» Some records
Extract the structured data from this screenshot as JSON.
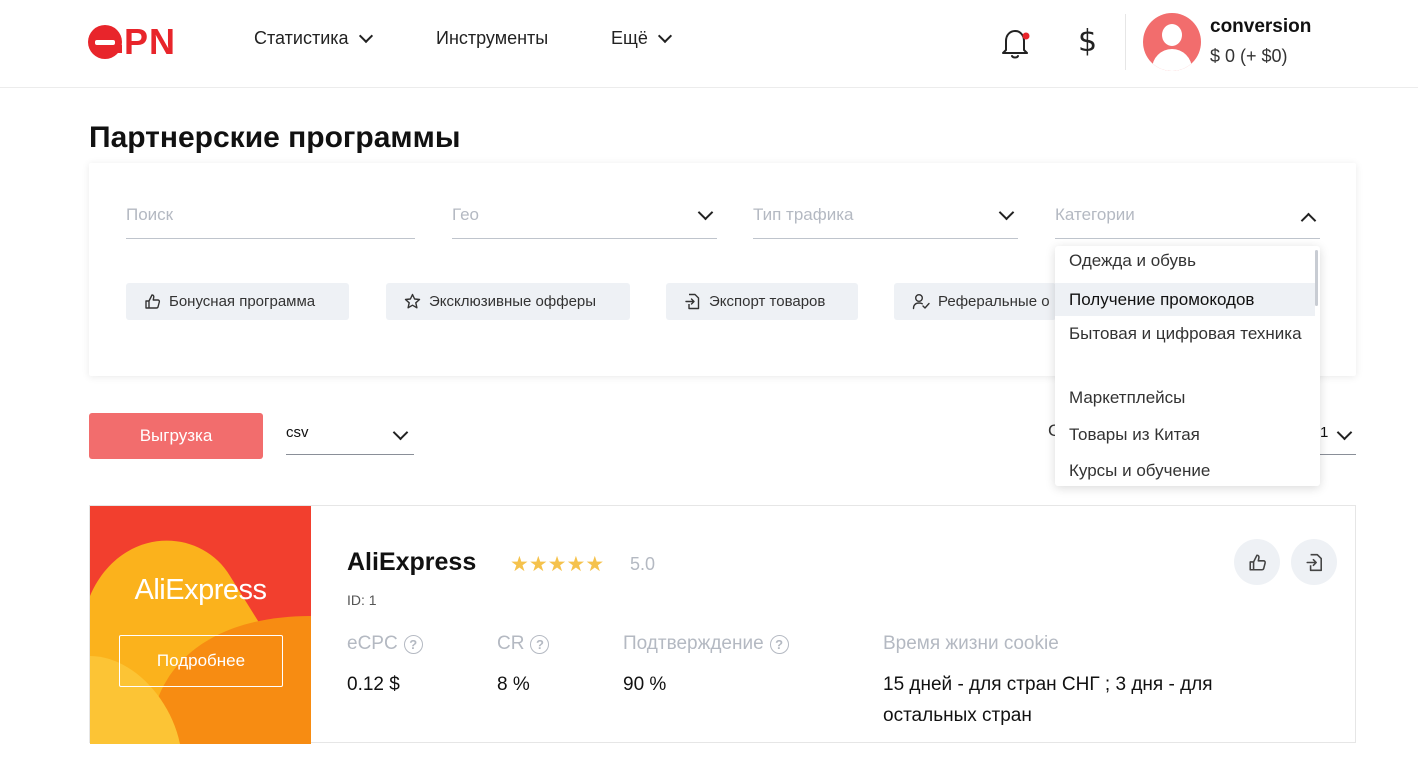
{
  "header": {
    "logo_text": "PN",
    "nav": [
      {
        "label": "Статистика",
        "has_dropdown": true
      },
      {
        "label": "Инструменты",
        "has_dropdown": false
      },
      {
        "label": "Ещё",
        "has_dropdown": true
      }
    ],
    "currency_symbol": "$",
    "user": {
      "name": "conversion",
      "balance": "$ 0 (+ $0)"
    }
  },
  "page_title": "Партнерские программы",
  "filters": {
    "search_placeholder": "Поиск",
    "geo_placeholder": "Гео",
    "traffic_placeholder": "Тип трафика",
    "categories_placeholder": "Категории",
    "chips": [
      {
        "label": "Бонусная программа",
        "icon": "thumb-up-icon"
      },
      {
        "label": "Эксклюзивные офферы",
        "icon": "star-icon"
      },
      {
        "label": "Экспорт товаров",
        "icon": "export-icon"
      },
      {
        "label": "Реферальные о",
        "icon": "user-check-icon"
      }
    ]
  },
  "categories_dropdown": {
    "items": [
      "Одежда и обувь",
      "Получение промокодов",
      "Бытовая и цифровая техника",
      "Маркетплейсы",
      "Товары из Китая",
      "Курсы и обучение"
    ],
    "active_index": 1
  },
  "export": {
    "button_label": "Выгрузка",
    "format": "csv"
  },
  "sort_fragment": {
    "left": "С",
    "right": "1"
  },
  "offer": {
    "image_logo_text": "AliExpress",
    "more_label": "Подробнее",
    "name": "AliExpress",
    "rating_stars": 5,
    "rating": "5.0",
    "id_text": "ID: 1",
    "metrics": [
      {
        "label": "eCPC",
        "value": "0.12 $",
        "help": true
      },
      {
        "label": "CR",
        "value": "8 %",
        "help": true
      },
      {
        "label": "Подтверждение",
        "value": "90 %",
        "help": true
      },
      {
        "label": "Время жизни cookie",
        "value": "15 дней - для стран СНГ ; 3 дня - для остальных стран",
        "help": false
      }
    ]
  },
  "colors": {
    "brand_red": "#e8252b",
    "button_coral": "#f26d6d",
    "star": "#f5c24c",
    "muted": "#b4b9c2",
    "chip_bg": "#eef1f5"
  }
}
---
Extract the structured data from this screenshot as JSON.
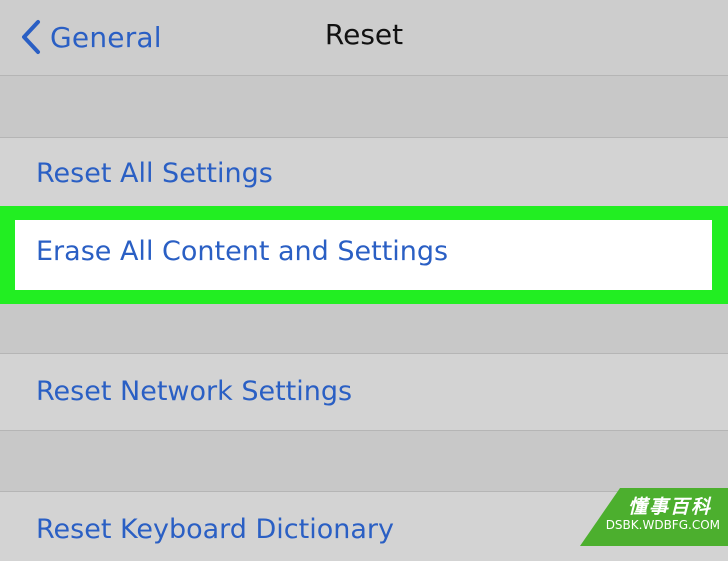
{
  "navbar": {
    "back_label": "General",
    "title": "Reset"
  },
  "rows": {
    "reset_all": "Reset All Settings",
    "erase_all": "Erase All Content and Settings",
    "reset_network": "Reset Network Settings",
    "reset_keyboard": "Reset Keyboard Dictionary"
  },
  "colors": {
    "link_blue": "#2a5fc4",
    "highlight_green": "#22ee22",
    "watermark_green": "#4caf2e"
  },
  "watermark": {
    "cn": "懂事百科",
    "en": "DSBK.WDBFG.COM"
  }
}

» Exercise brief
Show the lines of the material that contain the word "icon".

» Written solution
        "icon": "thumb-up-icon"
        "icon": "star-icon"
        "icon": "export-icon"
        "icon": "user-check-icon"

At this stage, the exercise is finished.